> GIVEN TASK: Extract every line that contains the string "Delhi".

▼

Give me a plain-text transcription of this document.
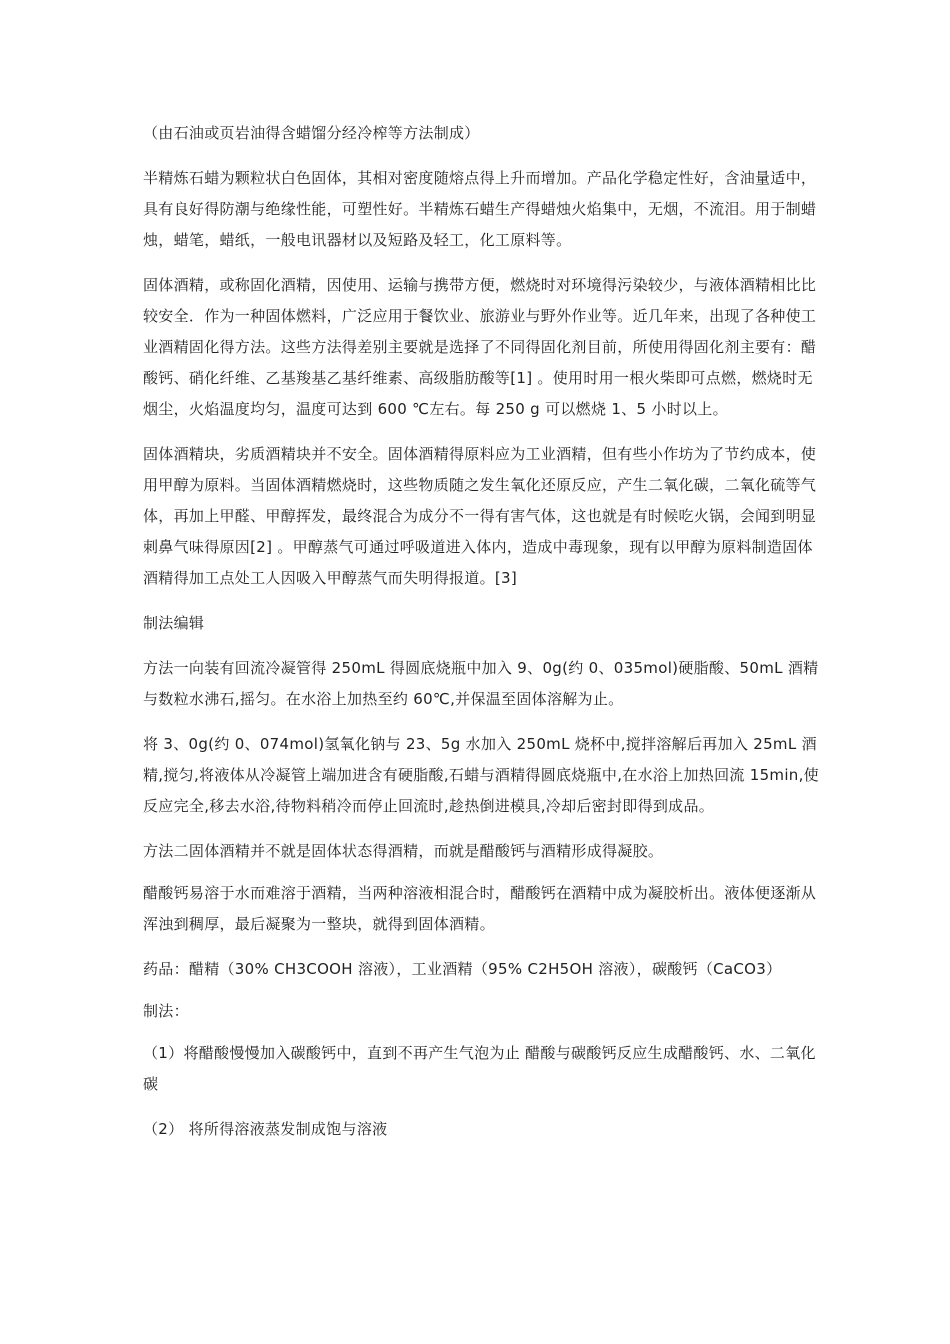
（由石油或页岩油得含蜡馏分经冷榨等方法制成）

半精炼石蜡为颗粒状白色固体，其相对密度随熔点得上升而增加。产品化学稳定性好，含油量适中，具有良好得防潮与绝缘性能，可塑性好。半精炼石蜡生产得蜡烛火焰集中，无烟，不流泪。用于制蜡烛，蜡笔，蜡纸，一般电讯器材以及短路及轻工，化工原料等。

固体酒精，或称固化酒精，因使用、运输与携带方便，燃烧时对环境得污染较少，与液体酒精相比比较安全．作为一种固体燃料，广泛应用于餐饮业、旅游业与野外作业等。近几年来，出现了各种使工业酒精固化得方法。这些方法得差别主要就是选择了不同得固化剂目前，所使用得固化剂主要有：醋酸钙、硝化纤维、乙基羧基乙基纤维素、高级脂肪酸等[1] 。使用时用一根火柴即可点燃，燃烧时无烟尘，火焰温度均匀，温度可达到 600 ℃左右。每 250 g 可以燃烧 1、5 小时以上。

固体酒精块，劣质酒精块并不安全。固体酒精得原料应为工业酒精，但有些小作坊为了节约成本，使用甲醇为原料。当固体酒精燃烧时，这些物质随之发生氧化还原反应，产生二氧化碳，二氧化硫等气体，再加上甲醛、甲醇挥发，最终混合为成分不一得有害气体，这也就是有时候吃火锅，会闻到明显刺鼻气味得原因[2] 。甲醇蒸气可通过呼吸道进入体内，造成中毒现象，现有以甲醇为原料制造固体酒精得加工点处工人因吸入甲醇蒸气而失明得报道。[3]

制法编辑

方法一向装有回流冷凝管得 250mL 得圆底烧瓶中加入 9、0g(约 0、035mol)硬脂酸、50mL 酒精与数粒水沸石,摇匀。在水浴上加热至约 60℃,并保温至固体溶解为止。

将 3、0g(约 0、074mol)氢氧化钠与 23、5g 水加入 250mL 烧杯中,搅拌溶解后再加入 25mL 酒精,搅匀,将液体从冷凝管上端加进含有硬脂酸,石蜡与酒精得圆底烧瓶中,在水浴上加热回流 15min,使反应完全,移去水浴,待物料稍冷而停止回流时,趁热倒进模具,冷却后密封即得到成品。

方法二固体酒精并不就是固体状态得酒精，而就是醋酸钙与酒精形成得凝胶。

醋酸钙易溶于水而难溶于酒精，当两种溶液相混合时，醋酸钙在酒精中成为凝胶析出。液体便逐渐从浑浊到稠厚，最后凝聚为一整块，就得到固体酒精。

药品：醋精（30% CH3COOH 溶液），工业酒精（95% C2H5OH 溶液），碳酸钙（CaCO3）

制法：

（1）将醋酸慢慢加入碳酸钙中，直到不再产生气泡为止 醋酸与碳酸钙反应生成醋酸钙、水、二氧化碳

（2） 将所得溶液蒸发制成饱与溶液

▲
▼

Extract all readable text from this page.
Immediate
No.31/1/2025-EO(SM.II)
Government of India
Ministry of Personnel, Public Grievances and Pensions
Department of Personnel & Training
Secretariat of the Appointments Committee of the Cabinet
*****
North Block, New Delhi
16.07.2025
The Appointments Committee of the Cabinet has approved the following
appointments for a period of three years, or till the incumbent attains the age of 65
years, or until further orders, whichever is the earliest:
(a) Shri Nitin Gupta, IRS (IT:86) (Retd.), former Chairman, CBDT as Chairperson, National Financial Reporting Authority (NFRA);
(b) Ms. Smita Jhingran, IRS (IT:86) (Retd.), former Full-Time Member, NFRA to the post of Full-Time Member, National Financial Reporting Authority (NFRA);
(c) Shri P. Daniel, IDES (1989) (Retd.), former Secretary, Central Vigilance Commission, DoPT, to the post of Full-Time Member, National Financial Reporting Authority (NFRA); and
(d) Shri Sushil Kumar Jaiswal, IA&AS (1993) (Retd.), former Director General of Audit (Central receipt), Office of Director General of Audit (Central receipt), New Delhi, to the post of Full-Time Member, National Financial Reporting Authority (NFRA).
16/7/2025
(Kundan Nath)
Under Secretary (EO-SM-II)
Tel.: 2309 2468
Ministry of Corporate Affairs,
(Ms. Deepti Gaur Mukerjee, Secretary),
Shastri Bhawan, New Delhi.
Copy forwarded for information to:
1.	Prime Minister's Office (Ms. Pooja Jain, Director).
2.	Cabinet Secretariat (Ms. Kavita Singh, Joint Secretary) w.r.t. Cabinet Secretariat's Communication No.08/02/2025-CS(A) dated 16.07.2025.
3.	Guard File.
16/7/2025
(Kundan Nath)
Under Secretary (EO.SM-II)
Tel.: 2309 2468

▲
▼

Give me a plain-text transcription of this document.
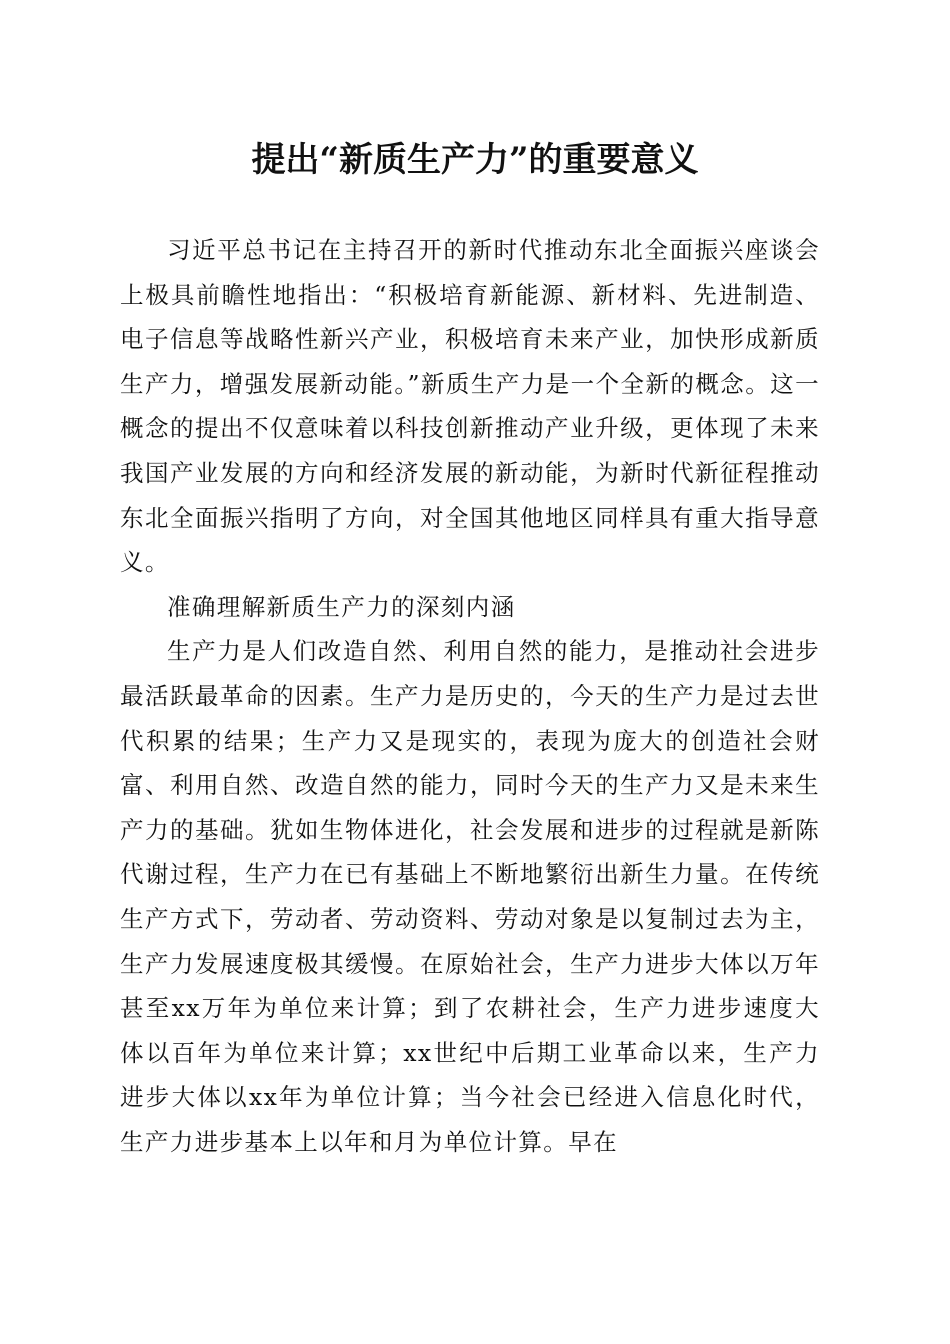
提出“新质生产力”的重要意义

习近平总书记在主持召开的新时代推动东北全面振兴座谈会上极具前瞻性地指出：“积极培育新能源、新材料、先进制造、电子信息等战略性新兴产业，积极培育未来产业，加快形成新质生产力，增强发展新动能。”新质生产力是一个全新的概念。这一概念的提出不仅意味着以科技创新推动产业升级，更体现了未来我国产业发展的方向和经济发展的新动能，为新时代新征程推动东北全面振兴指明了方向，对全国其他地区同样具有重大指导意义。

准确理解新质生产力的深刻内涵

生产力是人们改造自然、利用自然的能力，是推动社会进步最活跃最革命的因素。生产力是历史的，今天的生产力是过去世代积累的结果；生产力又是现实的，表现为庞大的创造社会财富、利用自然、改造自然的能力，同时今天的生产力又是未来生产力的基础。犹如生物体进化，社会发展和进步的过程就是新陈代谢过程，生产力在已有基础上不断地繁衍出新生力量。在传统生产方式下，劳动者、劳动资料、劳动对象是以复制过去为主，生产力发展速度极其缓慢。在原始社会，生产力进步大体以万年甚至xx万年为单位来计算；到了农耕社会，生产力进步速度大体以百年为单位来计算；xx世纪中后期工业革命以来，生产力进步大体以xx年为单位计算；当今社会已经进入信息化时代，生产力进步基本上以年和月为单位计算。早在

▲

> SOLVED EXERCISE:
North Block, New Delhi
(d) Shri Sushil Kumar Jaiswal, IA&AS (1993) (Retd.), former Director General of Audit (Central receipt), Office of Director General of Audit (Central receipt), New Delhi, to the post of Full-Time Member, National Financial Reporting Authority (NFRA).
Shastri Bhawan, New Delhi.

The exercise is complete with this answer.